Your instructions: Put the rows starting at the one containing "1361, 38, 1379]" and ending at the one containing "88, 334, 109]" into a numbered list, leaving out any blank lines.

+++ Information provided

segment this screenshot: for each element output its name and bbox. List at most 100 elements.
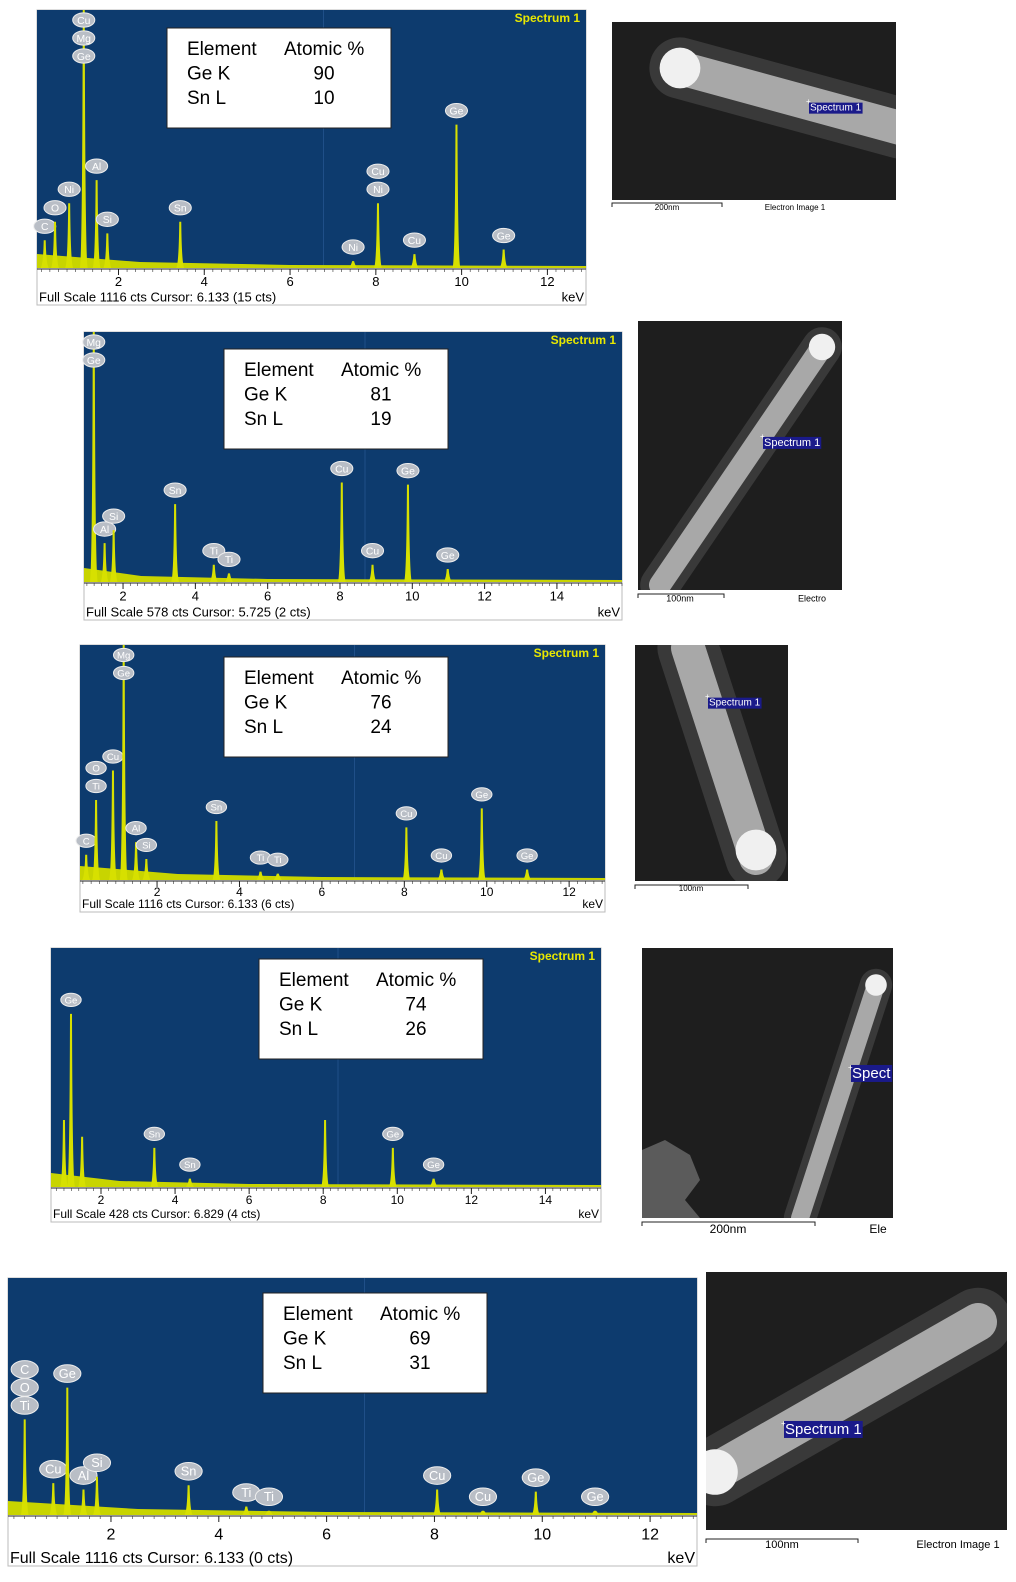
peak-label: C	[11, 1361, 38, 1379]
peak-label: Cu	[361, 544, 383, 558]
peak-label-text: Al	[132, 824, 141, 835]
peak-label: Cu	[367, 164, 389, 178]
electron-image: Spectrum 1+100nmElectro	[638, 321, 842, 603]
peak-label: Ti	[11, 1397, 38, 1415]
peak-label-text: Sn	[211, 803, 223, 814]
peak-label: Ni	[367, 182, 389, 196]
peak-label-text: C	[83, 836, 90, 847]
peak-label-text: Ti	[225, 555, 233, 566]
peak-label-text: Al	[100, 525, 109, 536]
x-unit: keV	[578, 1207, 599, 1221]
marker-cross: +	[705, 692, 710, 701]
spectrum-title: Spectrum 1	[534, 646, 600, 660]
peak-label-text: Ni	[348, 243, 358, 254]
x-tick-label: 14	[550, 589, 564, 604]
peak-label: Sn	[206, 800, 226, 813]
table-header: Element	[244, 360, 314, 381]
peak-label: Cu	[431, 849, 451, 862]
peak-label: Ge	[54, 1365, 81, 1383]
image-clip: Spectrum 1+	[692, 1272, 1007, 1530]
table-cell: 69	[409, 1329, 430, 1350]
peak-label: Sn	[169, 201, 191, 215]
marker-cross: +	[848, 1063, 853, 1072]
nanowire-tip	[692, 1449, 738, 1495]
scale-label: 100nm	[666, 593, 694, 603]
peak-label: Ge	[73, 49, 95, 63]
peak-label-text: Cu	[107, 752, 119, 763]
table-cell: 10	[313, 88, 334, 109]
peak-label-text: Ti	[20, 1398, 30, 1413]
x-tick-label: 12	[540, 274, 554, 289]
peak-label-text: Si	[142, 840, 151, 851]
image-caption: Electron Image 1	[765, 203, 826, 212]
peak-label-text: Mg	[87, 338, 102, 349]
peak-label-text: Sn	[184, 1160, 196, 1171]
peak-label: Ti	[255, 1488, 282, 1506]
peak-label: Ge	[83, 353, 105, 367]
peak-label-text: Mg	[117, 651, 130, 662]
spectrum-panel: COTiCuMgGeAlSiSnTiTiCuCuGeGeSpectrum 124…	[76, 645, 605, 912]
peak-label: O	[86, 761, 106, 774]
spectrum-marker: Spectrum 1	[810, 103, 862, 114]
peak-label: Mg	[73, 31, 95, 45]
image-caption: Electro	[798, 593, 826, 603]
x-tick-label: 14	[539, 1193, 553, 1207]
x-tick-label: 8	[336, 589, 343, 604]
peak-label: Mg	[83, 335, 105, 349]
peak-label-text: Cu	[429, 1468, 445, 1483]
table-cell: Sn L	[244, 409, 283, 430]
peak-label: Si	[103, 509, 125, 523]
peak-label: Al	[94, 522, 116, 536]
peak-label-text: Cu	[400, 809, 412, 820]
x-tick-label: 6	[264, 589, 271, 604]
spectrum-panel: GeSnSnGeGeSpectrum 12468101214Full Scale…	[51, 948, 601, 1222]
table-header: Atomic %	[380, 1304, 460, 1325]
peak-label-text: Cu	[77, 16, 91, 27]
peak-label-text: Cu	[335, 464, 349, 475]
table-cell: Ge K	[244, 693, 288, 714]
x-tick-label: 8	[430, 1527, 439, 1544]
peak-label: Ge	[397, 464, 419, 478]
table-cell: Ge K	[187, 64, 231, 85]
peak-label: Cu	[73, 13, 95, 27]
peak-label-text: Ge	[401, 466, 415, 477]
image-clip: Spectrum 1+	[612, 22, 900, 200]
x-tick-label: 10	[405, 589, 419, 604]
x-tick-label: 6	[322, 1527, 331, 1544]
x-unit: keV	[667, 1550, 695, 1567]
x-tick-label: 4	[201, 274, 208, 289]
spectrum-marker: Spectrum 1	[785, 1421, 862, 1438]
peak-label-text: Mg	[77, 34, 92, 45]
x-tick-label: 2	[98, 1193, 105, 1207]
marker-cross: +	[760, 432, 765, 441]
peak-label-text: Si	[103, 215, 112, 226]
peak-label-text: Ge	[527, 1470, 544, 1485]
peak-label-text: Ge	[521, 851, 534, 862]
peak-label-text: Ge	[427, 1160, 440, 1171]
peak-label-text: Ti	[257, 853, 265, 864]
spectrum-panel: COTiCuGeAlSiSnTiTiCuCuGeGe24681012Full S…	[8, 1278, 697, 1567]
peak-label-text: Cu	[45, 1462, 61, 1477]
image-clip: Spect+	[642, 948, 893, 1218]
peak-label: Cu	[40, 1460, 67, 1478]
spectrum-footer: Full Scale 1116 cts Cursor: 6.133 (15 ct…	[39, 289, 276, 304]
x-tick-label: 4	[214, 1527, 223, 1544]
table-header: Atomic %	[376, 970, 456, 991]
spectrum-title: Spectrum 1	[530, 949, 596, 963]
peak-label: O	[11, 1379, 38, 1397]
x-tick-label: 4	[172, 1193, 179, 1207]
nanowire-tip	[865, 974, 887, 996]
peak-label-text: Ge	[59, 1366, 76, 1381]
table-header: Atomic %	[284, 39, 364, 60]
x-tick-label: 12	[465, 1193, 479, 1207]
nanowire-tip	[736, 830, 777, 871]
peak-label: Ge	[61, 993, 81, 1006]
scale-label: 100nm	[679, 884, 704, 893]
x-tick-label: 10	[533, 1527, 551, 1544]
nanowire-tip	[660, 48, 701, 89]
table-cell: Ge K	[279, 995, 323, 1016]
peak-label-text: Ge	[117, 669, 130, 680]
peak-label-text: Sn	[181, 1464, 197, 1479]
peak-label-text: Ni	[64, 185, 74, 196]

++++++

Finished exercise:
1. peak-label: C	[11, 1361, 38, 1379]
2. peak-label: Cu	[361, 544, 383, 558]
3. peak-label-text: Al	[132, 824, 141, 835]
4. peak-label: Cu	[367, 164, 389, 178]
5. electron-image: Spectrum 1+100nmElectro	[638, 321, 842, 603]
6. peak-label: Ti	[11, 1397, 38, 1415]
7. peak-label-text: Sn	[211, 803, 223, 814]
8. peak-label: Ni	[367, 182, 389, 196]
9. peak-label-text: C	[83, 836, 90, 847]
10. peak-label-text: Ti	[225, 555, 233, 566]
11. peak-label-text: Al	[100, 525, 109, 536]
12. x-unit: keV	[578, 1207, 599, 1221]
13. marker-cross: +	[705, 692, 710, 701]
14. spectrum-title: Spectrum 1	[534, 646, 600, 660]
15. peak-label-text: Ni	[348, 243, 358, 254]
16. x-tick-label: 14	[550, 589, 564, 604]
17. peak-label: Sn	[206, 800, 226, 813]
18. table-header: Element	[244, 360, 314, 381]
19. peak-label: Cu	[431, 849, 451, 862]
20. peak-label: Ge	[54, 1365, 81, 1383]
21. image-clip: Spectrum 1+	[692, 1272, 1007, 1530]
22. table-cell: 69	[409, 1329, 430, 1350]
23. peak-label: Sn	[169, 201, 191, 215]
24. marker-cross: +	[848, 1063, 853, 1072]
25. nanowire-tip	[692, 1449, 738, 1495]
26. scale-label: 100nm	[666, 593, 694, 603]
27. peak-label: Ge	[73, 49, 95, 63]
28. peak-label-text: Cu	[107, 752, 119, 763]
29. table-cell: 10	[313, 88, 334, 109]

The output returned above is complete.